▶ **EXERCISE DETAILS**
Your task is to transcribe the data in full.

▶ **SUPPLIED RECORDS**
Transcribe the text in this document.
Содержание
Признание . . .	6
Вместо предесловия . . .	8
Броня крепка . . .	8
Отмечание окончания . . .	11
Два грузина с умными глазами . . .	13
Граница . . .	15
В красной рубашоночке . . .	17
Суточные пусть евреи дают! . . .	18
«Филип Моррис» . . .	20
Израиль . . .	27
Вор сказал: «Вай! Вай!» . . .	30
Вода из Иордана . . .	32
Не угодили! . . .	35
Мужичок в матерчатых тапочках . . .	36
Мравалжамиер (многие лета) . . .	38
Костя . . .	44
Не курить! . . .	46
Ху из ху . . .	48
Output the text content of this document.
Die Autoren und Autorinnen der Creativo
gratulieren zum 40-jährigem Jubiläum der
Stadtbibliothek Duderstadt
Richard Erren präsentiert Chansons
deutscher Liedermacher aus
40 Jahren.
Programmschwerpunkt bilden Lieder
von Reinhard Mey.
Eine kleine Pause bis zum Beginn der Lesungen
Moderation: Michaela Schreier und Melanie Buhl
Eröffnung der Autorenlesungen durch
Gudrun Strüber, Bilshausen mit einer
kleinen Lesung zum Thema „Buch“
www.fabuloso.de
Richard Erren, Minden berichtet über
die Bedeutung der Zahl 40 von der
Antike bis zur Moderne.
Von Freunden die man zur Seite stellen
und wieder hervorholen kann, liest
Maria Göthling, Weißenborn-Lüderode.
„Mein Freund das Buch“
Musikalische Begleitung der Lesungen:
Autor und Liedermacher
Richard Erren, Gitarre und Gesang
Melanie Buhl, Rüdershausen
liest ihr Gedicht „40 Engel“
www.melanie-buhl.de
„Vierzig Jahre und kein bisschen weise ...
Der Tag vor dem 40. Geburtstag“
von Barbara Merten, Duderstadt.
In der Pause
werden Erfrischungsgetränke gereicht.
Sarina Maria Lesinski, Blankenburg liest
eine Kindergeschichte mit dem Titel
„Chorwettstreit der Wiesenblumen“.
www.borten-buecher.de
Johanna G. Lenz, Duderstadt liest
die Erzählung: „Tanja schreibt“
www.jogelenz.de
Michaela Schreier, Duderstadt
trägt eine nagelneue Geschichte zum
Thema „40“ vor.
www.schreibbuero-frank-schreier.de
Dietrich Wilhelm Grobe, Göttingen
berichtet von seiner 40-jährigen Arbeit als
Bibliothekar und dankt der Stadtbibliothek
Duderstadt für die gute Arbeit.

▶ **RESULT FOR THIS EXERCISE**
Transcribe the text in this document.
Содержание
Признание . . .	6
Вместо предесловия . . .	8
Броня крепка . . .	8
Отмечание окончания . . .	11
Два грузина с умными глазами . . .	13
Граница . . .	15
В красной рубашоночке . . .	17
Суточные пусть евреи дают! . . .	18
«Филип Моррис» . . .	20
Израиль . . .	27
Вор сказал: «Вай! Вай!» . . .	30
Вода из Иордана . . .	32
Не угодили! . . .	35
Мужичок в матерчатых тапочках . . .	36
Мравалжамиер (многие лета) . . .	38
Костя . . .	44
Не курить! . . .	46
Ху из ху . . .	48
Output the text content of this document.
Die Autoren und Autorinnen der Creativo
gratulieren zum 40-jährigem Jubiläum der
Stadtbibliothek Duderstadt
Richard Erren präsentiert Chansons
deutscher Liedermacher aus
40 Jahren.
Programmschwerpunkt bilden Lieder
von Reinhard Mey.
Eine kleine Pause bis zum Beginn der Lesungen
Moderation: Michaela Schreier und Melanie Buhl
Eröffnung der Autorenlesungen durch
Gudrun Strüber, Bilshausen mit einer
kleinen Lesung zum Thema „Buch“
www.fabuloso.de
Richard Erren, Minden berichtet über
die Bedeutung der Zahl 40 von der
Antike bis zur Moderne.
Von Freunden die man zur Seite stellen
und wieder hervorholen kann, liest
Maria Göthling, Weißenborn-Lüderode.
„Mein Freund das Buch“
Musikalische Begleitung der Lesungen:
Autor und Liedermacher
Richard Erren, Gitarre und Gesang
Melanie Buhl, Rüdershausen
liest ihr Gedicht „40 Engel“
www.melanie-buhl.de
„Vierzig Jahre und kein bisschen weise ...
Der Tag vor dem 40. Geburtstag“
von Barbara Merten, Duderstadt.
In der Pause
werden Erfrischungsgetränke gereicht.
Sarina Maria Lesinski, Blankenburg liest
eine Kindergeschichte mit dem Titel
„Chorwettstreit der Wiesenblumen“.
www.borten-buecher.de
Johanna G. Lenz, Duderstadt liest
die Erzählung: „Tanja schreibt“
www.jogelenz.de
Michaela Schreier, Duderstadt
trägt eine nagelneue Geschichte zum
Thema „40“ vor.
www.schreibbuero-frank-schreier.de
Dietrich Wilhelm Grobe, Göttingen
berichtet von seiner 40-jährigen Arbeit als
Bibliothekar und dankt der Stadtbibliothek
Duderstadt für die gute Arbeit.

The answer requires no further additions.